▸ **PROBLEM TO WORK ON**: Would you return all of this data exactly, leaving nothing out?

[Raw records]
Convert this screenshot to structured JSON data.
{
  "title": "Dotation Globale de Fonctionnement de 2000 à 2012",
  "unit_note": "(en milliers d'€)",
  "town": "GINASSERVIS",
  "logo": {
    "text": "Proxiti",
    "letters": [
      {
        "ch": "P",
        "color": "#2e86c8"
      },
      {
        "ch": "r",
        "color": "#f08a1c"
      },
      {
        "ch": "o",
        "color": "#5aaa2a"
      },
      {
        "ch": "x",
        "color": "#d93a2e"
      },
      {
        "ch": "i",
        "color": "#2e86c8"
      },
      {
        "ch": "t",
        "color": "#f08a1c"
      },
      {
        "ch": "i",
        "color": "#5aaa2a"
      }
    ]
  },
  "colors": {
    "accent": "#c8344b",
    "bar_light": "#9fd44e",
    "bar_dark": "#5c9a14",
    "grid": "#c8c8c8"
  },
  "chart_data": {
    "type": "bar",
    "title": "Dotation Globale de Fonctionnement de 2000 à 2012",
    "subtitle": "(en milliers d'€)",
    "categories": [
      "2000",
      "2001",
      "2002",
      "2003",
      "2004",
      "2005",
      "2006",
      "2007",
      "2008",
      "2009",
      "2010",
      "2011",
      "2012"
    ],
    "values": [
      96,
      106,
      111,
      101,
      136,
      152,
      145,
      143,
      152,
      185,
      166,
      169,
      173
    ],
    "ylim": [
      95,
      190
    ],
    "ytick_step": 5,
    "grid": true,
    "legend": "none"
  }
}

▸ **SOLUTION TO THE PROBLEM**:
Convert this screenshot to structured JSON data.
{
  "title": "Dotation Globale de Fonctionnement de 2000 à 2012",
  "unit_note": "(en milliers d'€)",
  "town": "GINASSERVIS",
  "logo": {
    "text": "Proxiti",
    "letters": [
      {
        "ch": "P",
        "color": "#2e86c8"
      },
      {
        "ch": "r",
        "color": "#f08a1c"
      },
      {
        "ch": "o",
        "color": "#5aaa2a"
      },
      {
        "ch": "x",
        "color": "#d93a2e"
      },
      {
        "ch": "i",
        "color": "#2e86c8"
      },
      {
        "ch": "t",
        "color": "#f08a1c"
      },
      {
        "ch": "i",
        "color": "#5aaa2a"
      }
    ]
  },
  "colors": {
    "accent": "#c8344b",
    "bar_light": "#9fd44e",
    "bar_dark": "#5c9a14",
    "grid": "#c8c8c8"
  },
  "chart_data": {
    "type": "bar",
    "title": "Dotation Globale de Fonctionnement de 2000 à 2012",
    "subtitle": "(en milliers d'€)",
    "categories": [
      "2000",
      "2001",
      "2002",
      "2003",
      "2004",
      "2005",
      "2006",
      "2007",
      "2008",
      "2009",
      "2010",
      "2011",
      "2012"
    ],
    "values": [
      96,
      106,
      111,
      101,
      136,
      152,
      145,
      143,
      152,
      185,
      166,
      169,
      173
    ],
    "ylim": [
      95,
      190
    ],
    "ytick_step": 5,
    "grid": true,
    "legend": "none"
  }
}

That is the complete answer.